**TASK BRIEF**
Select every line holding the word "acto" and copy it.

---- THE INPUT

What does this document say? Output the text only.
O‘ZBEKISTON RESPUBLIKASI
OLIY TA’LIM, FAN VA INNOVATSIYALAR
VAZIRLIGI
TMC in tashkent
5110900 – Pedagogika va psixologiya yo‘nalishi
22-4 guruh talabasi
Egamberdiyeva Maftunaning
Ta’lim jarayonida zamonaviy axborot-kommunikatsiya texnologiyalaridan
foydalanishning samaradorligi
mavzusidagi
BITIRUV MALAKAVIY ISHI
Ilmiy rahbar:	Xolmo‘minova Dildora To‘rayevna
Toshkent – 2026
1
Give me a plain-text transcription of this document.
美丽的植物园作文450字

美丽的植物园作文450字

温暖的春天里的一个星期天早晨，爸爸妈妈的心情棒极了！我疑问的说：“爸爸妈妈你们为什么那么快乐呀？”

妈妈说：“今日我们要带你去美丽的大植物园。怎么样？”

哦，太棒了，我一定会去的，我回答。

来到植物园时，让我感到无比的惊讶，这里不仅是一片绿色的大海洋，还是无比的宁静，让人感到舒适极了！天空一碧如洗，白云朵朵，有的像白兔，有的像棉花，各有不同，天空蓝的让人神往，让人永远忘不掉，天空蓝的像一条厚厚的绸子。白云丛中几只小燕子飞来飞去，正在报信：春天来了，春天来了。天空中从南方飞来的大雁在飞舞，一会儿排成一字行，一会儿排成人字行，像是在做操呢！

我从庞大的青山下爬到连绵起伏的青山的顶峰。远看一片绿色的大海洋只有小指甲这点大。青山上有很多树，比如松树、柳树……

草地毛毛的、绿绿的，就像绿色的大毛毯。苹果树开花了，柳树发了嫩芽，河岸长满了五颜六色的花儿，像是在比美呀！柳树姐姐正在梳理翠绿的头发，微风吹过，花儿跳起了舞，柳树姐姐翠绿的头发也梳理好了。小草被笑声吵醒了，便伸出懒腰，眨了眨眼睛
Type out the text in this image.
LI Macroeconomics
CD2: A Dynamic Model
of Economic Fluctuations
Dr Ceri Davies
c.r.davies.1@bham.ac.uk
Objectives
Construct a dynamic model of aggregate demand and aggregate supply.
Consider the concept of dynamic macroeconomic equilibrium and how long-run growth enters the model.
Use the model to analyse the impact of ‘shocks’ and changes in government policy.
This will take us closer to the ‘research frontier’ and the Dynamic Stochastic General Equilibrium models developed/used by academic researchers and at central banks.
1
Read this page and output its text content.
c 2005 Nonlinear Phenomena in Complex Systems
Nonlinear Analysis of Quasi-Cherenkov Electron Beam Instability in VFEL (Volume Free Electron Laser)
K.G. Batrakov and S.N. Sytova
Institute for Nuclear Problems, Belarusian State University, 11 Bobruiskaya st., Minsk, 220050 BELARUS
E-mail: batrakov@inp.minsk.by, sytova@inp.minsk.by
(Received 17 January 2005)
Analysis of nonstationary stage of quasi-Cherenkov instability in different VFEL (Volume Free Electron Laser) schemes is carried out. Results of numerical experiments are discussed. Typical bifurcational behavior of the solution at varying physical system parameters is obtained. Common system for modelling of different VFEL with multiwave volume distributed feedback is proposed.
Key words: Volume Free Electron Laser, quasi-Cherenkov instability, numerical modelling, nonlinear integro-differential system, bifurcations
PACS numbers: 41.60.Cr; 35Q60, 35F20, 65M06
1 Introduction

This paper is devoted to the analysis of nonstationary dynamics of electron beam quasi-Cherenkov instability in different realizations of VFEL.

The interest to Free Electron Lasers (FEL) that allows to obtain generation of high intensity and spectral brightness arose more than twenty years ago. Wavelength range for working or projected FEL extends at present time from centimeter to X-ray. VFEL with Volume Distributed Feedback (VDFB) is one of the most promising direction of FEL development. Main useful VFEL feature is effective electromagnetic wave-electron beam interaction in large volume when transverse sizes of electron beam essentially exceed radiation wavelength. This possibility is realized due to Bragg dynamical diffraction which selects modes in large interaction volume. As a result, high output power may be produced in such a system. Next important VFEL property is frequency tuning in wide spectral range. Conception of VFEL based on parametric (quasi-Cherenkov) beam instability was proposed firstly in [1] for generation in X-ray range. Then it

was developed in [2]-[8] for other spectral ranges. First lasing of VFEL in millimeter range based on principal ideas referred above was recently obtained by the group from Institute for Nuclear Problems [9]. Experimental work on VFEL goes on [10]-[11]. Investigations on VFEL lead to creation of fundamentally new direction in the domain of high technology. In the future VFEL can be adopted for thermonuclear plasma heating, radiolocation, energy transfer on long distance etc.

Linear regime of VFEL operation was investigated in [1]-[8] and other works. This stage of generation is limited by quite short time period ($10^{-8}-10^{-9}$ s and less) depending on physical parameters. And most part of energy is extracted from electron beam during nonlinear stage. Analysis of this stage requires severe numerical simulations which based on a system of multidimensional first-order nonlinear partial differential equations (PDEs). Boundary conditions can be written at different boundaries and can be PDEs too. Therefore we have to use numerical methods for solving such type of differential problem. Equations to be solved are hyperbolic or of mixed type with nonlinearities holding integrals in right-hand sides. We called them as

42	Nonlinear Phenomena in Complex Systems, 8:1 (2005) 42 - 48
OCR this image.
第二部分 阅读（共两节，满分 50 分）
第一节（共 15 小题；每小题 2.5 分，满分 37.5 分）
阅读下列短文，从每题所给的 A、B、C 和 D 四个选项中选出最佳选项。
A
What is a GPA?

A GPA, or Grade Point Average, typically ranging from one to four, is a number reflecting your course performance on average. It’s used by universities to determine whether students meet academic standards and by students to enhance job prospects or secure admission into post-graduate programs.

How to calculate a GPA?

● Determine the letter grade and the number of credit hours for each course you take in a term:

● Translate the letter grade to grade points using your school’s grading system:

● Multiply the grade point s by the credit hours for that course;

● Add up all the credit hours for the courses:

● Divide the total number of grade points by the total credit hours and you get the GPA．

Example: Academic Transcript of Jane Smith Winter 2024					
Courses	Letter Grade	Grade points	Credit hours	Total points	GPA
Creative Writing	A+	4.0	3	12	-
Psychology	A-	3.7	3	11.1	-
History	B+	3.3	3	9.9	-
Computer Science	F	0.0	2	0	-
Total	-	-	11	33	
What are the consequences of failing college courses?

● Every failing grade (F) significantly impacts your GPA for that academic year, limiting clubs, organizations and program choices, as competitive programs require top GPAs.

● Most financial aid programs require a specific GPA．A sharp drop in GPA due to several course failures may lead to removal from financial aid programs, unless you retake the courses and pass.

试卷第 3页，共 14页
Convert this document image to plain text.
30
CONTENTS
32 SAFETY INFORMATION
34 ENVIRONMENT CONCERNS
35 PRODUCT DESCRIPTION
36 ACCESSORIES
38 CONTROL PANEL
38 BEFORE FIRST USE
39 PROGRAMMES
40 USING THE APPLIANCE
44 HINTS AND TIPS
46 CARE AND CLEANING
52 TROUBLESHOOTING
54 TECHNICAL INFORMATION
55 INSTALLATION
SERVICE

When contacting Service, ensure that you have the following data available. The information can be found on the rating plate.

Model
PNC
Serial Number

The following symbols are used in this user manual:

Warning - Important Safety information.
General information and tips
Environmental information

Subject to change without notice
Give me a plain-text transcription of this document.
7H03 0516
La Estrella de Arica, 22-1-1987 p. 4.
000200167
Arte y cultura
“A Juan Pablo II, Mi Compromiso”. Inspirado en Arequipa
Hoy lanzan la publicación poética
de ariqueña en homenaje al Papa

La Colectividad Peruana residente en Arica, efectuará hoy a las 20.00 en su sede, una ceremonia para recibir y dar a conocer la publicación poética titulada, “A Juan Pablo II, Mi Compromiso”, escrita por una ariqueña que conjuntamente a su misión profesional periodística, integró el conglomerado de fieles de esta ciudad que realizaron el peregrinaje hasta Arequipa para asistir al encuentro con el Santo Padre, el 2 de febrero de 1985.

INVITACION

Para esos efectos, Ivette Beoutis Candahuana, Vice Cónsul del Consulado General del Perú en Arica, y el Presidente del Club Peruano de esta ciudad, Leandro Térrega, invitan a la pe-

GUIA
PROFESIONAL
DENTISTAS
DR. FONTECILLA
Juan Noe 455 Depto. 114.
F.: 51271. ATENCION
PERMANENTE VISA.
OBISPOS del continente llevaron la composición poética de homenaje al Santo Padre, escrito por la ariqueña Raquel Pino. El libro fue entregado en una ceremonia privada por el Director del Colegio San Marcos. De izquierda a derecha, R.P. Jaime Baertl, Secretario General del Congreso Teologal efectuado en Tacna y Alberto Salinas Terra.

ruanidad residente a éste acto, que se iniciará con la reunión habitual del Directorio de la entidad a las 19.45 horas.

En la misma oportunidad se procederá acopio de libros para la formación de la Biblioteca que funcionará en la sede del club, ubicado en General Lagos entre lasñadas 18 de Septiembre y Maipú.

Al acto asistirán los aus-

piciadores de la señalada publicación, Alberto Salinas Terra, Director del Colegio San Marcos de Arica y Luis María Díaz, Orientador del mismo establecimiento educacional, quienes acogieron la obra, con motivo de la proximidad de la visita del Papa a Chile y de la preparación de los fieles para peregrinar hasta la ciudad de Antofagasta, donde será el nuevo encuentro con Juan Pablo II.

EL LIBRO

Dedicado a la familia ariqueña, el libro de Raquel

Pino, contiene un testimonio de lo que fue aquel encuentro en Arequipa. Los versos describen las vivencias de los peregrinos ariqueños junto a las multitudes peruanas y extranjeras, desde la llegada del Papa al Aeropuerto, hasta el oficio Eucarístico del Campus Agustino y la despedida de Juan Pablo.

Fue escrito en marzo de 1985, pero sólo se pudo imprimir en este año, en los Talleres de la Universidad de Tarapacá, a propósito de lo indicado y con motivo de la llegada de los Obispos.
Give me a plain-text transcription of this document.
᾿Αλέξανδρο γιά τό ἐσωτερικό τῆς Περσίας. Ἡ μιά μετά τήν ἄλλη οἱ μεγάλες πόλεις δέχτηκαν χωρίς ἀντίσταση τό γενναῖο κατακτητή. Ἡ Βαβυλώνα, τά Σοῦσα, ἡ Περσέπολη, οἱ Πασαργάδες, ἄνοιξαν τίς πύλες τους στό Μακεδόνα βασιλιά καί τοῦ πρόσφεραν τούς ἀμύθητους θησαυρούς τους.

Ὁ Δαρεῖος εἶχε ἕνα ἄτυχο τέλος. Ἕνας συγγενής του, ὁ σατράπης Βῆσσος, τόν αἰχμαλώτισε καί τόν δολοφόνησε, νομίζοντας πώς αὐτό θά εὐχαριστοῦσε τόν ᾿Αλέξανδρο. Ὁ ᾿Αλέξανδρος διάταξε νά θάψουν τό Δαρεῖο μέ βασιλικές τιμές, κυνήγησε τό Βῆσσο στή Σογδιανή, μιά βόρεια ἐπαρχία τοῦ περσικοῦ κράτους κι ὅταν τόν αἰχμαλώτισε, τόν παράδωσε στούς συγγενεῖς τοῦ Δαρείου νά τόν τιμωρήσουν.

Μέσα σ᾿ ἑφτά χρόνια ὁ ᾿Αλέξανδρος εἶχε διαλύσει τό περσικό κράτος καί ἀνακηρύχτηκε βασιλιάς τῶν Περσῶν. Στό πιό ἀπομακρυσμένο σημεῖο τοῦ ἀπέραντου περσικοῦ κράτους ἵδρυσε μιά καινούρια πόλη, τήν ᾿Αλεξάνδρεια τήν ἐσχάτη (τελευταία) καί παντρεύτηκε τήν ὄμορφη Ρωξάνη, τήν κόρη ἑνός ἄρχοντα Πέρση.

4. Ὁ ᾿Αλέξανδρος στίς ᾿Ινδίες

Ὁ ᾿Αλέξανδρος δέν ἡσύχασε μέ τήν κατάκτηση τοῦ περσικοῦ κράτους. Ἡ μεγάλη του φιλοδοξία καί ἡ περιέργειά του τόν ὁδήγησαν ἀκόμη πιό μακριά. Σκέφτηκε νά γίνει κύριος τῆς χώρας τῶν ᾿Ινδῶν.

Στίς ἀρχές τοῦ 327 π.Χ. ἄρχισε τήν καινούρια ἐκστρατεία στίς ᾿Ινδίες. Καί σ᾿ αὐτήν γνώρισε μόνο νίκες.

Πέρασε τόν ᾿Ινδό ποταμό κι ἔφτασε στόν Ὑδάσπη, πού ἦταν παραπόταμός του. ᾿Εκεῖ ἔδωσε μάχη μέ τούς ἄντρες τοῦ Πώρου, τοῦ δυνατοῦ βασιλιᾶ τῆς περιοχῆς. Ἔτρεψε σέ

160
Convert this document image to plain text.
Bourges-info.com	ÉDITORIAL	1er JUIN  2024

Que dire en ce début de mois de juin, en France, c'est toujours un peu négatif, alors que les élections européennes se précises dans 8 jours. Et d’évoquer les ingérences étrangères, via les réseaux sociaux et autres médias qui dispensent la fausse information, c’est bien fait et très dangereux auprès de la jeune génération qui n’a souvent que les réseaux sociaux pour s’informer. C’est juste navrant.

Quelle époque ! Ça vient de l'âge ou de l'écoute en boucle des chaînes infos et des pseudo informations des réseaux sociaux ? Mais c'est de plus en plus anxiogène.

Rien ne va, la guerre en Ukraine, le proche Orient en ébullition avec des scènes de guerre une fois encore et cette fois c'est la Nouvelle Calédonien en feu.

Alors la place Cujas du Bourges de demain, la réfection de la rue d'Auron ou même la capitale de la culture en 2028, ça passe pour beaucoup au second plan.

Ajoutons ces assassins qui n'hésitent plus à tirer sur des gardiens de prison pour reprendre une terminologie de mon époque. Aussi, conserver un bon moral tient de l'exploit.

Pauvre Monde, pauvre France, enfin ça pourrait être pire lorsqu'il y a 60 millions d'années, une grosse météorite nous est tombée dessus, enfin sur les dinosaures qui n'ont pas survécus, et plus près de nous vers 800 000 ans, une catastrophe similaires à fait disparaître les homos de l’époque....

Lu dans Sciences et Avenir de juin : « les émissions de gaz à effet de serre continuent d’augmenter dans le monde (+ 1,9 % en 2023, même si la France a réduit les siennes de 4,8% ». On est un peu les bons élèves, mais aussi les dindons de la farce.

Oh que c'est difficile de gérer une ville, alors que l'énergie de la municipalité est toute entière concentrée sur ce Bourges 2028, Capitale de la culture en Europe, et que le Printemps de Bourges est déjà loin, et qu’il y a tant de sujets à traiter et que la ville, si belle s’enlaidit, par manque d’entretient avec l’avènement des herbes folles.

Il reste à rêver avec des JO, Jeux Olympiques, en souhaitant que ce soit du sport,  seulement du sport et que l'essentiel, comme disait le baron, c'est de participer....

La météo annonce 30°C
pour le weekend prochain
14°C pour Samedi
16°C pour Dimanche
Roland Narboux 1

--------

**RESULT OF THIS TASK**
ruanidad residente a éste acto, que se iniciará con la reunión habitual del Directorio de la entidad a las 19.45 horas.
Al acto asistirán los aus-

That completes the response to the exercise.